» Supplied material:

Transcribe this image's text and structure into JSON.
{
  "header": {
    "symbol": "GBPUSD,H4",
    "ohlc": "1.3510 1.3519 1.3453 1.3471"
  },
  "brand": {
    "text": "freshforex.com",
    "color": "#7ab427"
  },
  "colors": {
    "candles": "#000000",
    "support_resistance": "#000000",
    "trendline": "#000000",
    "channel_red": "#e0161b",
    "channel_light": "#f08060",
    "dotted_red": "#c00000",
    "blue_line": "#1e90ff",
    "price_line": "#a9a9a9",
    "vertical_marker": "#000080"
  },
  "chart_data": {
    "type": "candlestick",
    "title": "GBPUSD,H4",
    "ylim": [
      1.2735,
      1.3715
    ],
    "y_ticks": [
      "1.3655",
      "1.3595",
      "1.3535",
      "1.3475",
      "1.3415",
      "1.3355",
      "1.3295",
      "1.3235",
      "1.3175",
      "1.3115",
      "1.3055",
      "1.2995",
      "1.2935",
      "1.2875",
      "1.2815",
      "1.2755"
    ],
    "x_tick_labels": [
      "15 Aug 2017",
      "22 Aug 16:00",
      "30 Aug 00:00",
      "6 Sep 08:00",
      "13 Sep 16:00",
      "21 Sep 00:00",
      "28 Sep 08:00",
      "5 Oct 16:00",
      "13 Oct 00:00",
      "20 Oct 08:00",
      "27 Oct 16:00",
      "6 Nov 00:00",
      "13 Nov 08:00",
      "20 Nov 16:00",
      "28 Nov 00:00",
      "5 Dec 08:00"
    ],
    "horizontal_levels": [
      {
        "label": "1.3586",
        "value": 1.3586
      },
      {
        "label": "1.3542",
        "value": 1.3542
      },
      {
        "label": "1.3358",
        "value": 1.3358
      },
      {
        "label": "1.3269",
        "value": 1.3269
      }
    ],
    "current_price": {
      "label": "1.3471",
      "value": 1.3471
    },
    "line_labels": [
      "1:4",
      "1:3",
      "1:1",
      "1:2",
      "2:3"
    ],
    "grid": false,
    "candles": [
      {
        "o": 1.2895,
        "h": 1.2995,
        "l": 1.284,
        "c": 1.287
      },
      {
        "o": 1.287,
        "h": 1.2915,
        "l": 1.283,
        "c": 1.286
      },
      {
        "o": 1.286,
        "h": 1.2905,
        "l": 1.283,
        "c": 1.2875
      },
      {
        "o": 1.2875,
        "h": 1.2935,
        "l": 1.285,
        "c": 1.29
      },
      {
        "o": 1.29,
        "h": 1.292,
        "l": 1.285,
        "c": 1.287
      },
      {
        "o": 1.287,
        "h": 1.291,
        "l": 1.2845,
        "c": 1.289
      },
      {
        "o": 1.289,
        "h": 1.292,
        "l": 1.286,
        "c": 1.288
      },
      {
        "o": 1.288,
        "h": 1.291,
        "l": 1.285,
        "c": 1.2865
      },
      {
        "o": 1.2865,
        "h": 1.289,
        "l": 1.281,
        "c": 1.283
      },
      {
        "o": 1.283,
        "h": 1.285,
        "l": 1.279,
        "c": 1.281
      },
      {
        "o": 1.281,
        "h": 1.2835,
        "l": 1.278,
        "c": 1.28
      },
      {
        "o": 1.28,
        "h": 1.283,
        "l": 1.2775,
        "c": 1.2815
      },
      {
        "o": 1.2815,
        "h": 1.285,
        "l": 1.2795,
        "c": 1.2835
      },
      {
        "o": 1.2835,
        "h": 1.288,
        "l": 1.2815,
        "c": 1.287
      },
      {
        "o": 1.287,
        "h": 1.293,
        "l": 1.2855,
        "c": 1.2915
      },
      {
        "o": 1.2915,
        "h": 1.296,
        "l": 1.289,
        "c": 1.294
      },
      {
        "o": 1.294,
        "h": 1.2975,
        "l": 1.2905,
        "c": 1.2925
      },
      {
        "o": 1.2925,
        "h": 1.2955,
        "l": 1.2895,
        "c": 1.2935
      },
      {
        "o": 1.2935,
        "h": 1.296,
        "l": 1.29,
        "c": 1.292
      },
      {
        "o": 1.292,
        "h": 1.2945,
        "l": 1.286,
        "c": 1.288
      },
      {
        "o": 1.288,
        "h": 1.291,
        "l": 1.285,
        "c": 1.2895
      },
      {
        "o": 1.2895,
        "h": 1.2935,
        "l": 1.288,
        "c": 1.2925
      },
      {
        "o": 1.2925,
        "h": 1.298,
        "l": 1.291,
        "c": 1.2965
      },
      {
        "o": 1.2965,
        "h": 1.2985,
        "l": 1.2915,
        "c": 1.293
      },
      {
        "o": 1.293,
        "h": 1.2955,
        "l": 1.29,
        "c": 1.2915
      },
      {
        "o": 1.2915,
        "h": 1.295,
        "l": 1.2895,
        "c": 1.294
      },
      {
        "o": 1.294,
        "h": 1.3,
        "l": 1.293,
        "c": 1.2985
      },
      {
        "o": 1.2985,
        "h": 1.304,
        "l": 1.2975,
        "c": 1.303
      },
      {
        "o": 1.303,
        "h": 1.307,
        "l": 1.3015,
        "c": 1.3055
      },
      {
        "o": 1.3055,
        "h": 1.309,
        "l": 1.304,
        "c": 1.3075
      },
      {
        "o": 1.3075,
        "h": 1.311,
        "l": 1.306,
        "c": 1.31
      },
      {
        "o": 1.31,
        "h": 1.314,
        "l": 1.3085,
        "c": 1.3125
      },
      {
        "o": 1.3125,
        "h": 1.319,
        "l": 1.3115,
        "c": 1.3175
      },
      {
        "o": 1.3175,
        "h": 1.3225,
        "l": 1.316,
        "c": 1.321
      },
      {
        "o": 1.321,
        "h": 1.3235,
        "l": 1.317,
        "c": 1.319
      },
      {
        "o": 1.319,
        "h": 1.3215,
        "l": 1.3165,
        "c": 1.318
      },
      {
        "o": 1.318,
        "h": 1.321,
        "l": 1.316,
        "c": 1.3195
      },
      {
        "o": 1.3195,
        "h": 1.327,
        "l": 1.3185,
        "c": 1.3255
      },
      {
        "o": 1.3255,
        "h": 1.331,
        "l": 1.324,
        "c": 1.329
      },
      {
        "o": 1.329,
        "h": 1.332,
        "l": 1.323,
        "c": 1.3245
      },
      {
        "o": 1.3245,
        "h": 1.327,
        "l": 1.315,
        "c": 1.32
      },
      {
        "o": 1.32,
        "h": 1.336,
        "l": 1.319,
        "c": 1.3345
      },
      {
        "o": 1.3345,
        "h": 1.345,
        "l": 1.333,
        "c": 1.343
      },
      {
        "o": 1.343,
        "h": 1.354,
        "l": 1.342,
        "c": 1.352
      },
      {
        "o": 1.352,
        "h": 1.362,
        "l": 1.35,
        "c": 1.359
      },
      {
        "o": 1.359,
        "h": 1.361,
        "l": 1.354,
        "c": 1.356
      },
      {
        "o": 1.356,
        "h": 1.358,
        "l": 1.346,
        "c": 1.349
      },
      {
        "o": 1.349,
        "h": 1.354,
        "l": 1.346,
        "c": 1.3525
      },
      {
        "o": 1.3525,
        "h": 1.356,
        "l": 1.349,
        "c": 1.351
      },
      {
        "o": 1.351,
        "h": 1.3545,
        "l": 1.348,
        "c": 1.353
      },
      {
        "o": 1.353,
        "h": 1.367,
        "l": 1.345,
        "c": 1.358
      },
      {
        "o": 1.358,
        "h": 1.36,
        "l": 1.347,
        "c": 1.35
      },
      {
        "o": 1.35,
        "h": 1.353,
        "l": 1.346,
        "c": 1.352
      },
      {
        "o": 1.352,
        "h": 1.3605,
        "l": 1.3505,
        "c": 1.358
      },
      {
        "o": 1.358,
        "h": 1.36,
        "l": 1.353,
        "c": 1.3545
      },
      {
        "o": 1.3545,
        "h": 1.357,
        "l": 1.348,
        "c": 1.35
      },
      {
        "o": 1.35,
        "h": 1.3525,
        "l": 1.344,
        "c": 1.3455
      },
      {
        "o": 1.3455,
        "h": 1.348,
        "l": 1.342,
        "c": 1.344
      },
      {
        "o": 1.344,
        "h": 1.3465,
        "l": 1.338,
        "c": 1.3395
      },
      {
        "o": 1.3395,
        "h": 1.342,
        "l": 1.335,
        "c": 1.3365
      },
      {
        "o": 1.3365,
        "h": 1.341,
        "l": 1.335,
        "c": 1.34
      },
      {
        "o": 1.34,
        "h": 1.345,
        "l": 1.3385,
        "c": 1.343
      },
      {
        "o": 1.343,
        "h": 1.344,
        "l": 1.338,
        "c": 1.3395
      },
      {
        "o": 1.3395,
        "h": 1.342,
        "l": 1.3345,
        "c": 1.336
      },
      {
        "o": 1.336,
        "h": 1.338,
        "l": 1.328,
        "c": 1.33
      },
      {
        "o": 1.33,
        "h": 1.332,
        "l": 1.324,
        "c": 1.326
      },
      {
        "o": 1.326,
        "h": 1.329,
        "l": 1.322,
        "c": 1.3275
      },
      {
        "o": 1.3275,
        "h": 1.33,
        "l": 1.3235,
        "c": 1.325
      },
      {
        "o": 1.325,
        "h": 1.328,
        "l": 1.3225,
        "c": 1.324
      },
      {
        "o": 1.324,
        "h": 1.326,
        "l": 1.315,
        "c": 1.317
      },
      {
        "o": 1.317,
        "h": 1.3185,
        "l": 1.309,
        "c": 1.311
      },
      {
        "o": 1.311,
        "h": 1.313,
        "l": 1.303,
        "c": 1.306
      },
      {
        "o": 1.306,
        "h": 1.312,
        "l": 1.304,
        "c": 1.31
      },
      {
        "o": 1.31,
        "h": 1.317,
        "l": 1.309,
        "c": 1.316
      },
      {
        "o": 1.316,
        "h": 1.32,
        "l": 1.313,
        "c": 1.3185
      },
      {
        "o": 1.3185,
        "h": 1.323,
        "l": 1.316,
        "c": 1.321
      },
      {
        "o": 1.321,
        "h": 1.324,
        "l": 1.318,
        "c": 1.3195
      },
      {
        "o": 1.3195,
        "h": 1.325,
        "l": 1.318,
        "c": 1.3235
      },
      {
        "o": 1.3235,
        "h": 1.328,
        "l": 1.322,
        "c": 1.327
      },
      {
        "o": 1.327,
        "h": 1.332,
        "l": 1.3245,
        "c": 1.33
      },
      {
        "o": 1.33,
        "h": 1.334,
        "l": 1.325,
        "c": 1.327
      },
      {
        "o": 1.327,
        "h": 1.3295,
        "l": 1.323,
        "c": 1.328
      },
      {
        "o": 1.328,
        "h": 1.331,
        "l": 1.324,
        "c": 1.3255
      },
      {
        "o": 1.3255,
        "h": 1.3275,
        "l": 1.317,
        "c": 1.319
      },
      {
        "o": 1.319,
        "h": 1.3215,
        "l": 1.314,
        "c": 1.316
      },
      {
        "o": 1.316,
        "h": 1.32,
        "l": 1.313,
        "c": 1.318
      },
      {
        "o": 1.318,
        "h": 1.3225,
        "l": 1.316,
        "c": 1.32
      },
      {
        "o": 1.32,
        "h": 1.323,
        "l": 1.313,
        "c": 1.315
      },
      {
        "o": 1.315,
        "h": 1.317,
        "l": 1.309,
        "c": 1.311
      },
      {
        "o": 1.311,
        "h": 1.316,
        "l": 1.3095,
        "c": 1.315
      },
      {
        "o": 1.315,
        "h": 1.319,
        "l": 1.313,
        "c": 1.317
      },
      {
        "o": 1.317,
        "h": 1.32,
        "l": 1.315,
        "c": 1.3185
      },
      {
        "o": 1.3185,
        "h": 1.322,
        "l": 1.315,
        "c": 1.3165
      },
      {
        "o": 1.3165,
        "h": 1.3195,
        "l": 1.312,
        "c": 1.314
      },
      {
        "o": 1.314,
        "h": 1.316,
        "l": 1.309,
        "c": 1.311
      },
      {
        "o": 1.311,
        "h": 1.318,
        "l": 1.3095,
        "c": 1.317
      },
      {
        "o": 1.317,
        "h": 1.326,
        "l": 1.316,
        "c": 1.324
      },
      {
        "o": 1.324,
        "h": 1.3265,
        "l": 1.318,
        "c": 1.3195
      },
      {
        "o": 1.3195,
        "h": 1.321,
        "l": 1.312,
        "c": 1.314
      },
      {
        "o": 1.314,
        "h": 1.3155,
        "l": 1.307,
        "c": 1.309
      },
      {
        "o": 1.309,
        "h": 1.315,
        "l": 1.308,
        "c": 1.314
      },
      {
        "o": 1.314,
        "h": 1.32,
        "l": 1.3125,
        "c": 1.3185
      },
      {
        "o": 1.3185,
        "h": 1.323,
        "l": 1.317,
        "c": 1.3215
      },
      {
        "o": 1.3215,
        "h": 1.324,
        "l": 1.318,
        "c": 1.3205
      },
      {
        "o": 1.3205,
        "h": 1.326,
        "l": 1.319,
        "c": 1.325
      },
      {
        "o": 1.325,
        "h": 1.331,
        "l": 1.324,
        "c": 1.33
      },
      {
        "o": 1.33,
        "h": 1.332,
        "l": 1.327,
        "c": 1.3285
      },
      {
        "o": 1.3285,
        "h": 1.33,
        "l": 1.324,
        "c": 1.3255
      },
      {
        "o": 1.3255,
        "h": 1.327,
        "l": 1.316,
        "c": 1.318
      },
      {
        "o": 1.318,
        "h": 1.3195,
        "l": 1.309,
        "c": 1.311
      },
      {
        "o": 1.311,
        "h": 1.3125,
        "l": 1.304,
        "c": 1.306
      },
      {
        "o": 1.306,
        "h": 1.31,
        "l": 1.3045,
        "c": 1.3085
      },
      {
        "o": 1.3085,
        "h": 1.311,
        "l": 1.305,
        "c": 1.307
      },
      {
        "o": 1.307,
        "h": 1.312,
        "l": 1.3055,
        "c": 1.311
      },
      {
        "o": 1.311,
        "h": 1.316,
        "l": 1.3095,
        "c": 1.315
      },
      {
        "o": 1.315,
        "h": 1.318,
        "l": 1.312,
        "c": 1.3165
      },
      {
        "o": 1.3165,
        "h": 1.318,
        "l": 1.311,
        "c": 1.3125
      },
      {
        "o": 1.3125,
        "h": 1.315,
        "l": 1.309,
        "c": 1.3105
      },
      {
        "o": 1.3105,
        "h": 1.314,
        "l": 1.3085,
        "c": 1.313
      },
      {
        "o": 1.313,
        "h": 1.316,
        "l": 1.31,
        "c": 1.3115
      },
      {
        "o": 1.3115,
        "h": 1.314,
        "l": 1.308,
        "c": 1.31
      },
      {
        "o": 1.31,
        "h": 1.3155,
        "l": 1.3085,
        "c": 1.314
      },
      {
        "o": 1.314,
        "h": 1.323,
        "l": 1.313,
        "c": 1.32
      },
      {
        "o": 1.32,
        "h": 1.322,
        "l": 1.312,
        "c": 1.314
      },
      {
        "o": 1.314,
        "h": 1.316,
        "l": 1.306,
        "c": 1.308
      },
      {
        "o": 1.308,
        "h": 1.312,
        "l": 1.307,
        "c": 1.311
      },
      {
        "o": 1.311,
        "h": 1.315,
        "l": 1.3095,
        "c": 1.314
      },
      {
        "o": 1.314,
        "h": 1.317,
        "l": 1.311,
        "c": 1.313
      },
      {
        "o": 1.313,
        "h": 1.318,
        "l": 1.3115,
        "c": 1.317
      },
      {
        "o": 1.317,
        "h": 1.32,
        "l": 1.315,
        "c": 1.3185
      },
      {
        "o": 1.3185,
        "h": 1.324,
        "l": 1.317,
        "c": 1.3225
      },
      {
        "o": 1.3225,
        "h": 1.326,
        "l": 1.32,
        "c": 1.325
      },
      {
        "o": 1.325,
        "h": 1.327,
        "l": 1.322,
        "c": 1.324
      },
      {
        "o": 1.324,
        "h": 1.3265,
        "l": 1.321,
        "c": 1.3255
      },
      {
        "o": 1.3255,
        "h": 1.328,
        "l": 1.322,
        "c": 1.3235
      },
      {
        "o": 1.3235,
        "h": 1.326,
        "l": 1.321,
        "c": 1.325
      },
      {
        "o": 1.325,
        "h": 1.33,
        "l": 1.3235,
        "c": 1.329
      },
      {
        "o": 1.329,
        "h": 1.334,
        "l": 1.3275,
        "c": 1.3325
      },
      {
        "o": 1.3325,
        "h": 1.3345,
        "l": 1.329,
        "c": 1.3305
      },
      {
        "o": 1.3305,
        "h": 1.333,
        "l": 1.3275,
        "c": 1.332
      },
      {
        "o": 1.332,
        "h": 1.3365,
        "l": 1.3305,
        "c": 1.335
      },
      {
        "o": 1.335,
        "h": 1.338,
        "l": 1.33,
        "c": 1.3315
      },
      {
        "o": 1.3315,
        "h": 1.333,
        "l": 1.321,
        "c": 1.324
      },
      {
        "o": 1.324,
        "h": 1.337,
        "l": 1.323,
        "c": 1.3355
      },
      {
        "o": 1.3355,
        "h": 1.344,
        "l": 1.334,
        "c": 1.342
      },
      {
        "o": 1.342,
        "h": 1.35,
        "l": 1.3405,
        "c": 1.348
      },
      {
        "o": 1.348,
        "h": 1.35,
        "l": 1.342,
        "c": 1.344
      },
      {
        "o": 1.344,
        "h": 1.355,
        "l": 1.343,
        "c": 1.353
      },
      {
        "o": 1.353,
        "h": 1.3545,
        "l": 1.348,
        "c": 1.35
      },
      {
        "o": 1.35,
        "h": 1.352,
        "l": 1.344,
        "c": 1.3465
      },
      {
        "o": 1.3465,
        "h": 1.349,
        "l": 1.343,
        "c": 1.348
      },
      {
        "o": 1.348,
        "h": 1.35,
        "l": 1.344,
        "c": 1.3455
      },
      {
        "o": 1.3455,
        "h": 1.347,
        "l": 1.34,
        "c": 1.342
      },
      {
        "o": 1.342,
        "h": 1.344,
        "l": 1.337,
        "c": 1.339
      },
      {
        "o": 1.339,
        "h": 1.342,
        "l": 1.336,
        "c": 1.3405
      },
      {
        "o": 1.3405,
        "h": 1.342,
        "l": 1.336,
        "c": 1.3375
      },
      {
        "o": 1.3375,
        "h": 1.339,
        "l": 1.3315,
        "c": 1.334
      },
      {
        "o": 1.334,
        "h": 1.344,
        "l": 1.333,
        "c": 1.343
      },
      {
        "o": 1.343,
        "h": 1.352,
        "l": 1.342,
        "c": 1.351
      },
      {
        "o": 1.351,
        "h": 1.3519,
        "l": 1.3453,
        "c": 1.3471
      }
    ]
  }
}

» The exercise: From the listing above, find the number of lines with the word "value" in them. Answer with the number only.

» Written reply: 5